• **EXTRAIT À LIRE**
★ ★ ★ ★

    Cette même année, la richesse produite en France baissera 3% et 600.000 chômeurs de plus seront comptabilisés.

    A EDF même, les ventes qui stagnent en France en volume et en euros depuis des années vont baisser cette année de plusieurs points.

    L'iFRAP estime que la croissance des entreprises, donc des richesses produites donc des salaires est très insuffisante en France depuis des décennies, faute d'une politique économique adaptée.

    Mais les Français qui ont de tout autres problèmes ne comprennent pas comment une baisse éventuelle de 0,1% des revenus des salariés d'ErDF, assurés de conserver un emploi, justifie des sabotages et des saccages. Quel est le véritable problème à ErDF ?
★ ★ ★ ★
• **EXTRAITS DE DONNÉES**
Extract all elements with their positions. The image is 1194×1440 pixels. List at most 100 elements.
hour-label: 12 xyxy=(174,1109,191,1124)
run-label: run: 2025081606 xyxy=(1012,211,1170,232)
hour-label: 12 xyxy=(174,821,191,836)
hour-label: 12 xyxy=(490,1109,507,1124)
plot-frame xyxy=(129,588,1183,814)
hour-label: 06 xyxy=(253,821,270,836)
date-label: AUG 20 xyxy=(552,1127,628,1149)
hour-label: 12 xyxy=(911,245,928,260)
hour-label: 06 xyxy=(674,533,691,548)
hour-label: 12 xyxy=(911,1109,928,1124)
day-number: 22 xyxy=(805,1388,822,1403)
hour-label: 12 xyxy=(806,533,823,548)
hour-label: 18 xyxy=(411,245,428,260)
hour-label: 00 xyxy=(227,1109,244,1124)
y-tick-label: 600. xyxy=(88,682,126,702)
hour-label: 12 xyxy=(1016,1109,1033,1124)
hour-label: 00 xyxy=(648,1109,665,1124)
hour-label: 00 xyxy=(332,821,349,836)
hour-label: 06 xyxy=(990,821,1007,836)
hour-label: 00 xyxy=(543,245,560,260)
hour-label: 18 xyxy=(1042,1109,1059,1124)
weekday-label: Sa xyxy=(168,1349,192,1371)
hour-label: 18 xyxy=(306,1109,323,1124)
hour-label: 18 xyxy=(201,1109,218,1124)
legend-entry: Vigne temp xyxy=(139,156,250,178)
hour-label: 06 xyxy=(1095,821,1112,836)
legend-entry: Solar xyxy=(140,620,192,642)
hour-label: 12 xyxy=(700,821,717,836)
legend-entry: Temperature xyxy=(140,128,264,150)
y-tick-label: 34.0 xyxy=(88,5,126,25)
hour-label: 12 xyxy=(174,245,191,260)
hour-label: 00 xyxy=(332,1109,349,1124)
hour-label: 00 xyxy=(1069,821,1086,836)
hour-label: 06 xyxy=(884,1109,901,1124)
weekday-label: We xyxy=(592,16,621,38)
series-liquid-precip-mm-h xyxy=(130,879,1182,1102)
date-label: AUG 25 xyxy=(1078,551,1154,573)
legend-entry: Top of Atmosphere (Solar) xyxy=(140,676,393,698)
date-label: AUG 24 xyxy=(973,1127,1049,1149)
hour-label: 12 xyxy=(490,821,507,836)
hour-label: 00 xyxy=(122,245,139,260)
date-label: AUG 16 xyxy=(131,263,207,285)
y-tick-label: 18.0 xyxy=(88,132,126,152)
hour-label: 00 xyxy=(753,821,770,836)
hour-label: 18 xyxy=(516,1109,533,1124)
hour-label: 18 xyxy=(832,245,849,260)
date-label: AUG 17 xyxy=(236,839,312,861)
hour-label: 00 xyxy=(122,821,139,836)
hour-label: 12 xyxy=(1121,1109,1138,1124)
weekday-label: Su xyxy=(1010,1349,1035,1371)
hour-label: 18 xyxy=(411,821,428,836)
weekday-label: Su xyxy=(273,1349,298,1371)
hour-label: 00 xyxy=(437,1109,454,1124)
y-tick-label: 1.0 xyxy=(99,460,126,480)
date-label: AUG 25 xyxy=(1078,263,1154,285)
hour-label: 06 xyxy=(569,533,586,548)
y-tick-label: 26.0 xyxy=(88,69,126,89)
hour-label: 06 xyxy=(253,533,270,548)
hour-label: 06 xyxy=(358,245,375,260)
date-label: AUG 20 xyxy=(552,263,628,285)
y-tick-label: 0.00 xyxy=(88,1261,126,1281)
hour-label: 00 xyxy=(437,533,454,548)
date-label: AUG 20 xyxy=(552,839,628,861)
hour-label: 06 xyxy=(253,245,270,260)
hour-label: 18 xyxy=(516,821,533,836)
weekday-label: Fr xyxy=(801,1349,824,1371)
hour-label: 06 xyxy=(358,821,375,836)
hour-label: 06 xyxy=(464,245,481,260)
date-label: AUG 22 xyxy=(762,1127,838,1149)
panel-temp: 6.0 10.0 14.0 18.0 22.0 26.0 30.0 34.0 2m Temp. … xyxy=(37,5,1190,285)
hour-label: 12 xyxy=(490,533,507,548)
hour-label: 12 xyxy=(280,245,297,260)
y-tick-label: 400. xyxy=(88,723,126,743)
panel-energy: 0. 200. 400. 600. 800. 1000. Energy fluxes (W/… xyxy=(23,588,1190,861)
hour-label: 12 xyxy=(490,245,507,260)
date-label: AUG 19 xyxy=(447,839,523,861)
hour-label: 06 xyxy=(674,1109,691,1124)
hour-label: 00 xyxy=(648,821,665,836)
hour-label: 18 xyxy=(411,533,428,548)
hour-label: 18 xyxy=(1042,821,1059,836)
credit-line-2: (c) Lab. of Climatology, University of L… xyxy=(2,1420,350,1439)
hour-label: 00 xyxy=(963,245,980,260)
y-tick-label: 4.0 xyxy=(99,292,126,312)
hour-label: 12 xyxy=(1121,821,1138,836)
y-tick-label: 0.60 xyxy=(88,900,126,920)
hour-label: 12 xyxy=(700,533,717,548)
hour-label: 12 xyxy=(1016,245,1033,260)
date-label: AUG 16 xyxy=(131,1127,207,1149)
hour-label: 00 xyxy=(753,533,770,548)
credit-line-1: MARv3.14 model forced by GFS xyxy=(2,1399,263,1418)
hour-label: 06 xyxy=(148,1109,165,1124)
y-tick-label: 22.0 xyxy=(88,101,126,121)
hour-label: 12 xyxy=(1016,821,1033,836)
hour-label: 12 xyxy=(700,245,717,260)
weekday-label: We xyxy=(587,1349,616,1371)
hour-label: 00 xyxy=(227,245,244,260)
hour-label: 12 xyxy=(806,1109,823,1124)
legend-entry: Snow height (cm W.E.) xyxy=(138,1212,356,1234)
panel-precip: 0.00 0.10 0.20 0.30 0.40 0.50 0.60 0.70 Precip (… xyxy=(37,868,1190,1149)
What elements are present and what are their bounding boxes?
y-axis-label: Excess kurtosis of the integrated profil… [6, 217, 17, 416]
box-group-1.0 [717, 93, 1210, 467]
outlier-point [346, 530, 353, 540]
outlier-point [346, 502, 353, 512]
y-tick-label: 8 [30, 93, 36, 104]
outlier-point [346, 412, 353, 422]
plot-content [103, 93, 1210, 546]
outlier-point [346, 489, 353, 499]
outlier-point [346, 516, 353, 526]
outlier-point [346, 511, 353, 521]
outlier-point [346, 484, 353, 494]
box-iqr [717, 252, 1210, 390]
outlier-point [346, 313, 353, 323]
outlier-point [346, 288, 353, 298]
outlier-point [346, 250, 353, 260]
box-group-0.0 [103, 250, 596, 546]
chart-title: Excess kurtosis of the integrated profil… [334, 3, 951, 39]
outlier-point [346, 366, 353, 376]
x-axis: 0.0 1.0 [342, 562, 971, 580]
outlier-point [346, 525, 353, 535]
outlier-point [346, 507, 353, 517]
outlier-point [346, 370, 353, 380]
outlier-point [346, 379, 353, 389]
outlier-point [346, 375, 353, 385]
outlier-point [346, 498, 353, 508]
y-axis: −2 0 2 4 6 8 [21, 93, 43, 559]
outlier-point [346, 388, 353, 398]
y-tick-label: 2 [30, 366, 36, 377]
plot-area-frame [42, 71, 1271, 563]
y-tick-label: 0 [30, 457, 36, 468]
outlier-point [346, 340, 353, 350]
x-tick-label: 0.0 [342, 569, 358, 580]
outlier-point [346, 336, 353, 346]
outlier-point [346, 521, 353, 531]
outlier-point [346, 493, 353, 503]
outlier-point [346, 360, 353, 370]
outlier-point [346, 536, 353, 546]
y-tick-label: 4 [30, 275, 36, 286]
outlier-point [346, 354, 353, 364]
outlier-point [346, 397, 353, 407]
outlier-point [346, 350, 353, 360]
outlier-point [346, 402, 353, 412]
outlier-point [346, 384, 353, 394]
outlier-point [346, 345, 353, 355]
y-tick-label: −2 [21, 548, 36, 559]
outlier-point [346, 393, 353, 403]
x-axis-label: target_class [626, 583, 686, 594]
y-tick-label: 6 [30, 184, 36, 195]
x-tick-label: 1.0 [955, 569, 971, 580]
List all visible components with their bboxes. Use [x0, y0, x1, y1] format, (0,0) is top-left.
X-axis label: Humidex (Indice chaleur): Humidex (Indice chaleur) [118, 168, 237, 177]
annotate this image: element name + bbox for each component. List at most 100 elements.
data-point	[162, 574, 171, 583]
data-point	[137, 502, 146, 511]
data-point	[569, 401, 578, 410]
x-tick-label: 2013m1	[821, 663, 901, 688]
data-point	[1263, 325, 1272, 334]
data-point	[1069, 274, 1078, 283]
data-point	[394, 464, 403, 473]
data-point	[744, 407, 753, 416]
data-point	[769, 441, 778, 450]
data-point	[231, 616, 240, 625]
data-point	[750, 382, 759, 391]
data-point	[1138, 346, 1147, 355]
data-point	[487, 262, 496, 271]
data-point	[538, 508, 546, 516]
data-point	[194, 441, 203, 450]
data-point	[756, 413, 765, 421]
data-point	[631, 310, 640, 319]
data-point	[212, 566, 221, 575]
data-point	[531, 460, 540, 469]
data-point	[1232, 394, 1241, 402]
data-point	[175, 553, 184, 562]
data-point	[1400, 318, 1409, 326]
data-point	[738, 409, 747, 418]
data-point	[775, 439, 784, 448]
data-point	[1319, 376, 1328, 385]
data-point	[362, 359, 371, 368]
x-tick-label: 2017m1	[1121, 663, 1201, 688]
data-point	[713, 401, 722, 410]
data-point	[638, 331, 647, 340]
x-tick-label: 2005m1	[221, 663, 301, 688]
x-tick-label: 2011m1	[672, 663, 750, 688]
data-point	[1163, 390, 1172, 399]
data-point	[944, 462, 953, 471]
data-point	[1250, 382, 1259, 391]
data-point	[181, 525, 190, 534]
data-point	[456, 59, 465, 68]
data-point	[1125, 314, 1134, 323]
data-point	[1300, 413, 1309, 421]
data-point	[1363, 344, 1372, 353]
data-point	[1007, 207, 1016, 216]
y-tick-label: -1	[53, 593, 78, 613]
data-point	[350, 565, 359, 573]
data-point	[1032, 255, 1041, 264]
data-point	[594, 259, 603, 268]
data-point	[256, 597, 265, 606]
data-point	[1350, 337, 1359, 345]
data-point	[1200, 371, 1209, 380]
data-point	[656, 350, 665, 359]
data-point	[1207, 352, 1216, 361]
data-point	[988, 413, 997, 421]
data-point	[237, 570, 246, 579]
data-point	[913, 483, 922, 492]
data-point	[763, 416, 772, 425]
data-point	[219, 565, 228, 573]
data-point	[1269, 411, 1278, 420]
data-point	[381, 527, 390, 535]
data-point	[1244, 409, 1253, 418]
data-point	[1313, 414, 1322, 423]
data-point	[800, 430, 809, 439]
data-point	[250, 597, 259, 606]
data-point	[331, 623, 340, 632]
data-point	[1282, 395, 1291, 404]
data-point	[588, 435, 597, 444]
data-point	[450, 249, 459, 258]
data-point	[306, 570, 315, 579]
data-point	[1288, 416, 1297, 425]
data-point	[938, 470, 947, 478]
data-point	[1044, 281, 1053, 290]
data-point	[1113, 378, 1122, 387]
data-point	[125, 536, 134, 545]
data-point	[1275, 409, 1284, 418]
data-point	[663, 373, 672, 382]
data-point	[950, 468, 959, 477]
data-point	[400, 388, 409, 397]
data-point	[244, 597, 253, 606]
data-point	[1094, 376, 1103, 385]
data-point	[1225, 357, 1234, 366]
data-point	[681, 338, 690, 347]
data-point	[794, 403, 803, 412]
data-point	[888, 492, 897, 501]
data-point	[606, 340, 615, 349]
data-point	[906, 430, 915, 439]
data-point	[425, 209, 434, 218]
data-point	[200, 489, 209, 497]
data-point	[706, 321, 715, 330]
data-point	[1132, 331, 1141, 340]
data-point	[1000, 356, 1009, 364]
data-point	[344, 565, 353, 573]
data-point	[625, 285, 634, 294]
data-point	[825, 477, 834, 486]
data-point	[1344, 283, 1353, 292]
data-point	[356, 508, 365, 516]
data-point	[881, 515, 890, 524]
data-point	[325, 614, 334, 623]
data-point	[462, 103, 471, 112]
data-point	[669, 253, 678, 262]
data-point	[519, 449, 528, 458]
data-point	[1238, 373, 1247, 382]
★ ★ ★ ★
• **PRÉSENTATION DE L'EXERCICE**
Traduisez en anglais la phrase suivante de l'extrait à lire : « A EDF même, les ventes qui stagnent en France en volume et en euros depuis des années vont baisser cette année de plusieurs points. »

• **RÉSULTAT DE L'EXERCICE**
At EDF itself, sales, which have been stagnating in France in volume and in euros for years, will fall by several points this year.